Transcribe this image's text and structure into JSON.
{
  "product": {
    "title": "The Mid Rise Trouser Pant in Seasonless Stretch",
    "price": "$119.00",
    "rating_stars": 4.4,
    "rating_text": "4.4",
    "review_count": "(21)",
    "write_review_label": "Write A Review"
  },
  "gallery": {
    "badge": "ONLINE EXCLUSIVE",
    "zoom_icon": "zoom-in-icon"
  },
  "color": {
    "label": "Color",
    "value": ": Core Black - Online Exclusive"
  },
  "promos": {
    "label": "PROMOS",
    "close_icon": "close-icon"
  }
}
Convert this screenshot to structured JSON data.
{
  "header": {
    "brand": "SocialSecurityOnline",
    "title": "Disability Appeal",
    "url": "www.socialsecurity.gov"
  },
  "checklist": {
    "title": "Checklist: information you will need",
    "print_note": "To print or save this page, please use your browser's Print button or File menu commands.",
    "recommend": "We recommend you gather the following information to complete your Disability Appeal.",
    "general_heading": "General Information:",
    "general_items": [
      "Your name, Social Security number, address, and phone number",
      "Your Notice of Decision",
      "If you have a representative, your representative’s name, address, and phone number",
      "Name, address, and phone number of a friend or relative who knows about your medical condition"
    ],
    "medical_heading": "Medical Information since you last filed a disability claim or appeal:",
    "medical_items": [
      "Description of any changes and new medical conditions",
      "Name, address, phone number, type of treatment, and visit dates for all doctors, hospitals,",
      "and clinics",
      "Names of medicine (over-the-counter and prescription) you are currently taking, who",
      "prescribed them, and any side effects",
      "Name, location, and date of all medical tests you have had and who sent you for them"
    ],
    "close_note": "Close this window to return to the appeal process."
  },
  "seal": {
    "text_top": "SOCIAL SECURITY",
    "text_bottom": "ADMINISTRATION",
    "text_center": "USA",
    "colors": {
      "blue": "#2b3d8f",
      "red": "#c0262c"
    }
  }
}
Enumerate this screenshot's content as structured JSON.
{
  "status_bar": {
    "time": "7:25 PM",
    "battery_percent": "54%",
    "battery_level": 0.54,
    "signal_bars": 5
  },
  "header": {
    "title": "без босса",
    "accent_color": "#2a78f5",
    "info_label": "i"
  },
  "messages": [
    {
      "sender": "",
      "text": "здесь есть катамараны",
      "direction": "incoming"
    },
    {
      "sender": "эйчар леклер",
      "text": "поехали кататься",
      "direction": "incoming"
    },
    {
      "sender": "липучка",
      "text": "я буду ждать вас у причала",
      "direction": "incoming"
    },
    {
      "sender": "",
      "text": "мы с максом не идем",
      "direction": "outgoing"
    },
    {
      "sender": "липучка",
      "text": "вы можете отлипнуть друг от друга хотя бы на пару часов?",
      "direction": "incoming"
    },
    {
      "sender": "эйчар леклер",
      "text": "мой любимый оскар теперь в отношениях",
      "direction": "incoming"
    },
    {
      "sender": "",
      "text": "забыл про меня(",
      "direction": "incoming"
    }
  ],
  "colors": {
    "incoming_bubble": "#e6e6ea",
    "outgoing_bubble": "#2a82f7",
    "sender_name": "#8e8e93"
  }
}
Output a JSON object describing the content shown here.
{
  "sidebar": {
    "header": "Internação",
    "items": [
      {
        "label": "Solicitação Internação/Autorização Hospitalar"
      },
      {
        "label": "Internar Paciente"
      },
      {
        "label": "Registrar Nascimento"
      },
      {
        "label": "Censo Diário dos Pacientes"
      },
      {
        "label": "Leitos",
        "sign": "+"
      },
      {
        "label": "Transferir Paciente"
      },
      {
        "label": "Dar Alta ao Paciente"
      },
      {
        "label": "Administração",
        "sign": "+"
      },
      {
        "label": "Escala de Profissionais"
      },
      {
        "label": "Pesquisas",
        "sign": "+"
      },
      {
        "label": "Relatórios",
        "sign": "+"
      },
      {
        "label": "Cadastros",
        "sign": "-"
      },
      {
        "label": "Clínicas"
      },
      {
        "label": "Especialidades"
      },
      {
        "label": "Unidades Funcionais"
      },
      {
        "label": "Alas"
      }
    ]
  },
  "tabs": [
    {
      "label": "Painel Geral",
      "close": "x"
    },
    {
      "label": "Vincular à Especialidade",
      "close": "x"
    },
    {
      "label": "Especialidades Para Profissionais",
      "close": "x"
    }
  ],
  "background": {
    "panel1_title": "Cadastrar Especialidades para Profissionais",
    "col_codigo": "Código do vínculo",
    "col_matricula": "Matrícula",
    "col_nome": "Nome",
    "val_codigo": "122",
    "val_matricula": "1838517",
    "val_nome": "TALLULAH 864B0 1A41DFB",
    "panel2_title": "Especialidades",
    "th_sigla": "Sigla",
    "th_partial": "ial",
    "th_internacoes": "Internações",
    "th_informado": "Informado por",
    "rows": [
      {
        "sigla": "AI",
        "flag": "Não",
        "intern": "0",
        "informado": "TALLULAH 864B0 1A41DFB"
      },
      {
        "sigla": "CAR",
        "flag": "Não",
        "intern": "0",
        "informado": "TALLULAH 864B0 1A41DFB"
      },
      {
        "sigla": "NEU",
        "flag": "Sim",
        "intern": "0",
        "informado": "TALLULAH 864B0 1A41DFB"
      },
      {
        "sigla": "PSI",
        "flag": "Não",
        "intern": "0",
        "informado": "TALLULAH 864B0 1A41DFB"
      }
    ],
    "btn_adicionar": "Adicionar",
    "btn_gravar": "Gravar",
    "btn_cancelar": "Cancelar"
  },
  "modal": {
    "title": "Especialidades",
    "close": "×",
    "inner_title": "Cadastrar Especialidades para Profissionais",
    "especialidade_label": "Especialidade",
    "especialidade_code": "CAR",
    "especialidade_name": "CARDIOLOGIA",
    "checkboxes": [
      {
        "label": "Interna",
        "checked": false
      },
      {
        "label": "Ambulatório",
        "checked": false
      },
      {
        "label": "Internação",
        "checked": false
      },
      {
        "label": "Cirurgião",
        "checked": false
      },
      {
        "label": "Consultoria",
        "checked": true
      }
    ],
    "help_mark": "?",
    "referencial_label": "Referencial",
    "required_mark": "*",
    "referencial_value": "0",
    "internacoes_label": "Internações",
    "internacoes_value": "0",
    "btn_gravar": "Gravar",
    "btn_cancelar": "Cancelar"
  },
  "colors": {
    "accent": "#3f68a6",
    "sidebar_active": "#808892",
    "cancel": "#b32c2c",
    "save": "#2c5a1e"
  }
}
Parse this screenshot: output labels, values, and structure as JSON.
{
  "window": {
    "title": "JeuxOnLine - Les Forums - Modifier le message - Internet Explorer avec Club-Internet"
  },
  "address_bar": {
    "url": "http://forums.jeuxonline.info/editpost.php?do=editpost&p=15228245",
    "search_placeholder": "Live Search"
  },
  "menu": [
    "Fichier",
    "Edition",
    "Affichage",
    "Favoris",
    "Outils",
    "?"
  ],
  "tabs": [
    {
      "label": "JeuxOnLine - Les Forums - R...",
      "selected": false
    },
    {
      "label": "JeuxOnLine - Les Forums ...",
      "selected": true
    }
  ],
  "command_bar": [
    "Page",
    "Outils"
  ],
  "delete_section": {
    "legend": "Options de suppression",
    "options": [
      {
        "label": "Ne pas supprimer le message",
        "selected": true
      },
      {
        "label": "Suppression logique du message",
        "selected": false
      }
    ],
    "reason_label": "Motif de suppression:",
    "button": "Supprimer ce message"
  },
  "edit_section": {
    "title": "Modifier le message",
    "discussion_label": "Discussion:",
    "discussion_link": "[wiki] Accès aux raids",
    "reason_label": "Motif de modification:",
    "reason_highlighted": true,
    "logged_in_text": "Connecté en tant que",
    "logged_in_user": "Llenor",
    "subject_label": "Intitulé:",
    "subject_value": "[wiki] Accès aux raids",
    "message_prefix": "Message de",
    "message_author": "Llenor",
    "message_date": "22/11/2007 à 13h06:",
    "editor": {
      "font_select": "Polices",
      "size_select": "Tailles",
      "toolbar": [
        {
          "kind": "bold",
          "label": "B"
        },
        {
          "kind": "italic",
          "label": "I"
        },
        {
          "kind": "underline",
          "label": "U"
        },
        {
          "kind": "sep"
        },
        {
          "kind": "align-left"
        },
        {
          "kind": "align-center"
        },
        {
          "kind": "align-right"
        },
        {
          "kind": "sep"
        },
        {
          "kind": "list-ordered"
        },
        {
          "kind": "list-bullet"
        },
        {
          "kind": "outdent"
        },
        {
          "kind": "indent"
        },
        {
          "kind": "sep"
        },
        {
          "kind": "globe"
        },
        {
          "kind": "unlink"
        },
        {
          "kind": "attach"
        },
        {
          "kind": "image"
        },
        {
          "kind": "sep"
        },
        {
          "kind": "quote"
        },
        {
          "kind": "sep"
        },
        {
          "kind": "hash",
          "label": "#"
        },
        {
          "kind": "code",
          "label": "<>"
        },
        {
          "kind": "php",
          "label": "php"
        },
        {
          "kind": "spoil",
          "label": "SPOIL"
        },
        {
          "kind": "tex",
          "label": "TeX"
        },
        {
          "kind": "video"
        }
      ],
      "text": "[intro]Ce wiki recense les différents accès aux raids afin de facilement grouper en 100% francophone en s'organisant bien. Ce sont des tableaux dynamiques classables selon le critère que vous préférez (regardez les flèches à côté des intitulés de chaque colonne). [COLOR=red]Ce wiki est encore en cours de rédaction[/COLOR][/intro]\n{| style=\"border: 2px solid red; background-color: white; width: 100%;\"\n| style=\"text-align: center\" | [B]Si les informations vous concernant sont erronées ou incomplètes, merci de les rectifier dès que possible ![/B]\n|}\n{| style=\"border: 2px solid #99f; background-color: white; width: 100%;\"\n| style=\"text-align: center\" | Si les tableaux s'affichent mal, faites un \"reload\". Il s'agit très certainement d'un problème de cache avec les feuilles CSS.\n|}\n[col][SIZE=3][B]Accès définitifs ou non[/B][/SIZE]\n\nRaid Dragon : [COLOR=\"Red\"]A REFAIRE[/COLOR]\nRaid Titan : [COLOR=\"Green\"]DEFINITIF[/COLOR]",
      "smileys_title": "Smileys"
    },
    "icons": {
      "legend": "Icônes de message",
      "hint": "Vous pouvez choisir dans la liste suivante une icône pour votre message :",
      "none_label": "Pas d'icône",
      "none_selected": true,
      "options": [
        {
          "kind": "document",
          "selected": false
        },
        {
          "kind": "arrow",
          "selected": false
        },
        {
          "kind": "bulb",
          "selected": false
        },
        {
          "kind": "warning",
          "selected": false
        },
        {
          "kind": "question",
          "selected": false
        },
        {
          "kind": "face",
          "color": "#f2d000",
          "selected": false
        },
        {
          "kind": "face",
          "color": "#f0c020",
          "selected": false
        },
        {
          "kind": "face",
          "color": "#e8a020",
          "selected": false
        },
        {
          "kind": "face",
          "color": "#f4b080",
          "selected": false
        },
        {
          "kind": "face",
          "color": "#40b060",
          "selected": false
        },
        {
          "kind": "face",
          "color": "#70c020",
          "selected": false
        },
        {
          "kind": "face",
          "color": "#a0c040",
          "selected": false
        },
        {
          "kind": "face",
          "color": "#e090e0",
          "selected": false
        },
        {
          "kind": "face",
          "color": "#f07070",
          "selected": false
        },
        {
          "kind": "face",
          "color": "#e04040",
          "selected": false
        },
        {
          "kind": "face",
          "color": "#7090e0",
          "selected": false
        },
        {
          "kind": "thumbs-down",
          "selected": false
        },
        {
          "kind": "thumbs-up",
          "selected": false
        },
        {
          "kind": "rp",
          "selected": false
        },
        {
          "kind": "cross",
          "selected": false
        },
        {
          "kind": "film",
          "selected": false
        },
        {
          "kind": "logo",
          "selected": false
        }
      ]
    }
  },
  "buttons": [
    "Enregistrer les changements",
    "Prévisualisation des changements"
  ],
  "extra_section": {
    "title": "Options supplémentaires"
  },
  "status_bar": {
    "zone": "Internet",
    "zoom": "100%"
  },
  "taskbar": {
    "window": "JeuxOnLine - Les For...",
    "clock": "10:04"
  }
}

§ **Written request**: State how many lines of the records above contain the word "save", giving only that number.

§ **Result**: 2